BEGIN MATERIAL PROVIDED

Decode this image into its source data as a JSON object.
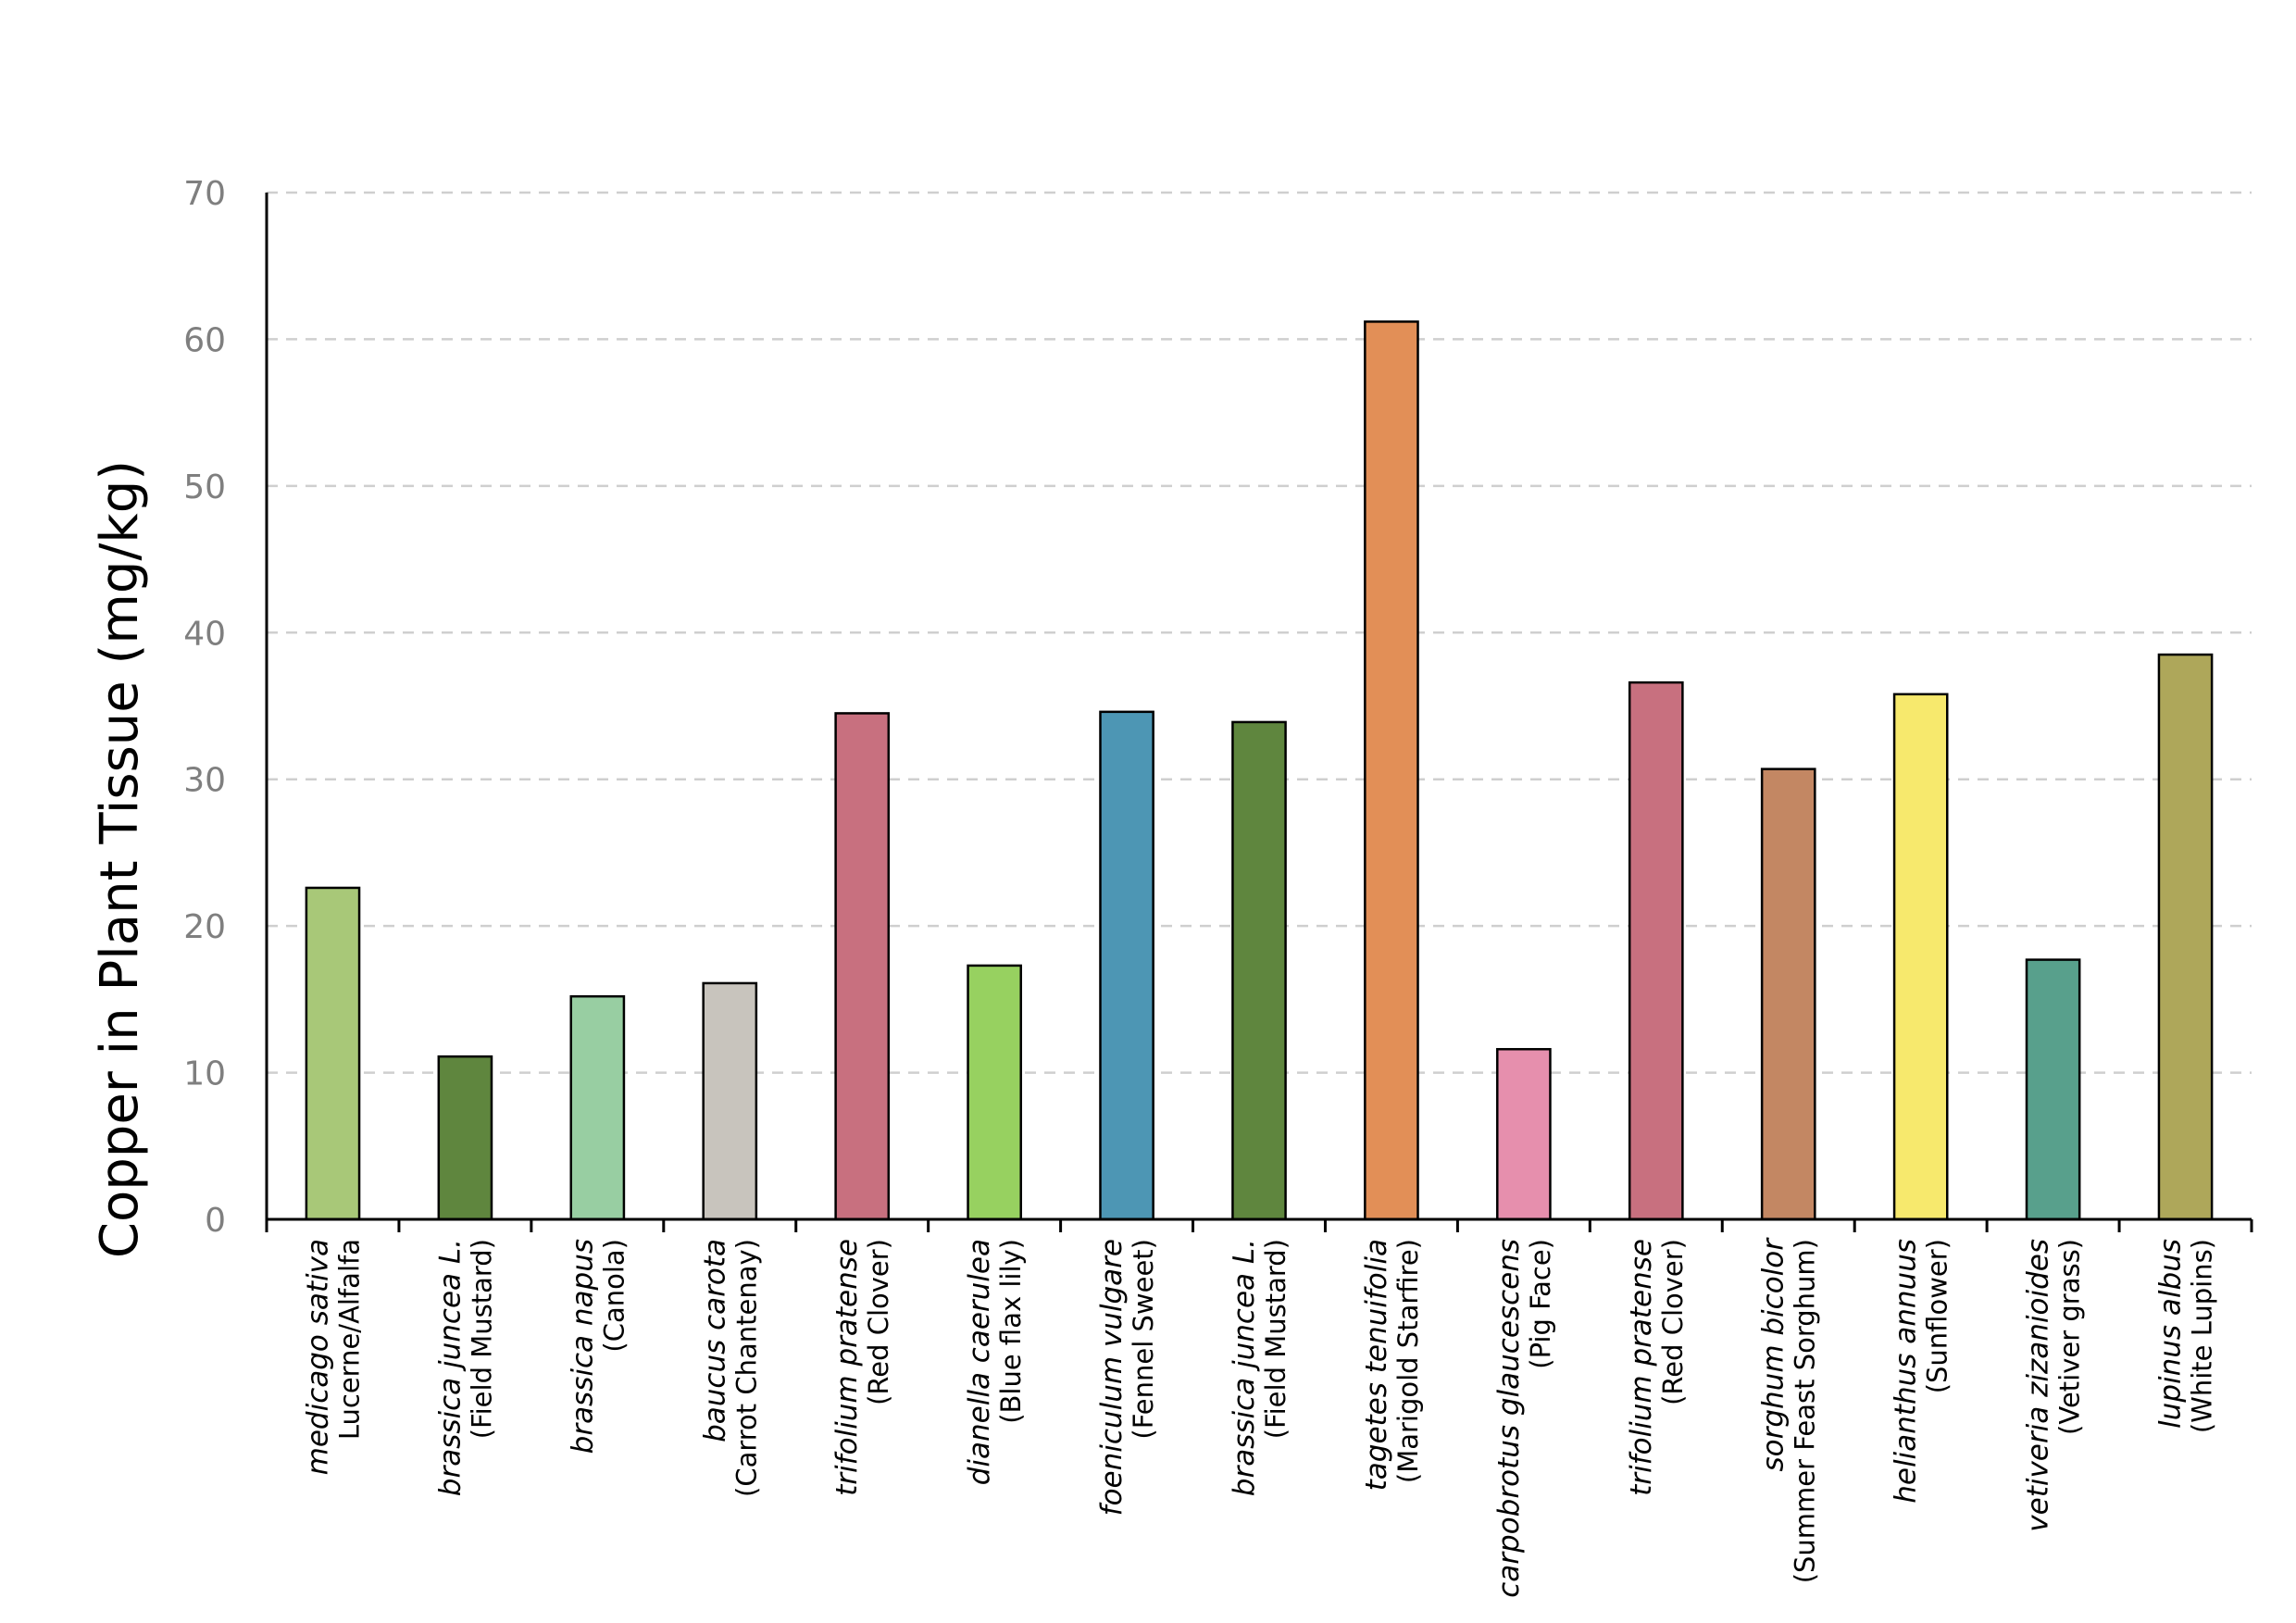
{
  "chart_data": {
    "type": "bar",
    "title": "",
    "ylabel": "Copper in Plant Tissue (mg/kg)",
    "xlabel": "",
    "ylim": [
      0,
      70
    ],
    "yticks": [
      0,
      10,
      20,
      30,
      40,
      50,
      60,
      70
    ],
    "grid": "horizontal-dashed",
    "categories": [
      {
        "scientific": "medicago sativa",
        "common": "Lucerne/Alfalfa"
      },
      {
        "scientific": "brassica juncea L.",
        "common": "(Field Mustard)"
      },
      {
        "scientific": "brassica napus",
        "common": "(Canola)"
      },
      {
        "scientific": "baucus carota",
        "common": "(Carrot Chantenay)"
      },
      {
        "scientific": "trifolium pratense",
        "common": "(Red Clover)"
      },
      {
        "scientific": "dianella caerulea",
        "common": "(Blue flax lily)"
      },
      {
        "scientific": "foeniculum vulgare",
        "common": "(Fennel Sweet)"
      },
      {
        "scientific": "brassica juncea L.",
        "common": "(Field Mustard)"
      },
      {
        "scientific": "tagetes tenuifolia",
        "common": "(Marigold Starfire)"
      },
      {
        "scientific": "carpobrotus glaucescens",
        "common": "(Pig Face)"
      },
      {
        "scientific": "trifolium pratense",
        "common": "(Red Clover)"
      },
      {
        "scientific": "sorghum bicolor",
        "common": "(Summer Feast Sorghum)"
      },
      {
        "scientific": "helianthus annuus",
        "common": "(Sunflower)"
      },
      {
        "scientific": "vetiveria zizanioides",
        "common": "(Vetiver grass)"
      },
      {
        "scientific": "lupinus albus",
        "common": "(White Lupins)"
      }
    ],
    "values": [
      22.6,
      11.1,
      15.2,
      16.1,
      34.5,
      17.3,
      34.6,
      33.9,
      61.2,
      11.6,
      36.6,
      30.7,
      35.8,
      17.7,
      38.5
    ],
    "colors": [
      "#a8c878",
      "#5f863e",
      "#98cea2",
      "#c8c4bd",
      "#c8707f",
      "#97d160",
      "#4d96b4",
      "#5f863e",
      "#e28f57",
      "#e68fad",
      "#c8707f",
      "#c38763",
      "#f7e96d",
      "#58a08c",
      "#aea75a"
    ]
  }
}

END MATERIAL PROVIDED

> [TASK PROMPT]: Transcribe every line from the records above without alteration, and leave out the images.

> [SOLUTION BELOW]:
Decode this image into its source data as a JSON object.
{
  "chart_data": {
    "type": "bar",
    "title": "",
    "ylabel": "Copper in Plant Tissue (mg/kg)",
    "xlabel": "",
    "ylim": [
      0,
      70
    ],
    "yticks": [
      0,
      10,
      20,
      30,
      40,
      50,
      60,
      70
    ],
    "grid": "horizontal-dashed",
    "categories": [
      {
        "scientific": "medicago sativa",
        "common": "Lucerne/Alfalfa"
      },
      {
        "scientific": "brassica juncea L.",
        "common": "(Field Mustard)"
      },
      {
        "scientific": "brassica napus",
        "common": "(Canola)"
      },
      {
        "scientific": "baucus carota",
        "common": "(Carrot Chantenay)"
      },
      {
        "scientific": "trifolium pratense",
        "common": "(Red Clover)"
      },
      {
        "scientific": "dianella caerulea",
        "common": "(Blue flax lily)"
      },
      {
        "scientific": "foeniculum vulgare",
        "common": "(Fennel Sweet)"
      },
      {
        "scientific": "brassica juncea L.",
        "common": "(Field Mustard)"
      },
      {
        "scientific": "tagetes tenuifolia",
        "common": "(Marigold Starfire)"
      },
      {
        "scientific": "carpobrotus glaucescens",
        "common": "(Pig Face)"
      },
      {
        "scientific": "trifolium pratense",
        "common": "(Red Clover)"
      },
      {
        "scientific": "sorghum bicolor",
        "common": "(Summer Feast Sorghum)"
      },
      {
        "scientific": "helianthus annuus",
        "common": "(Sunflower)"
      },
      {
        "scientific": "vetiveria zizanioides",
        "common": "(Vetiver grass)"
      },
      {
        "scientific": "lupinus albus",
        "common": "(White Lupins)"
      }
    ],
    "values": [
      22.6,
      11.1,
      15.2,
      16.1,
      34.5,
      17.3,
      34.6,
      33.9,
      61.2,
      11.6,
      36.6,
      30.7,
      35.8,
      17.7,
      38.5
    ],
    "colors": [
      "#a8c878",
      "#5f863e",
      "#98cea2",
      "#c8c4bd",
      "#c8707f",
      "#97d160",
      "#4d96b4",
      "#5f863e",
      "#e28f57",
      "#e68fad",
      "#c8707f",
      "#c38763",
      "#f7e96d",
      "#58a08c",
      "#aea75a"
    ]
  }
}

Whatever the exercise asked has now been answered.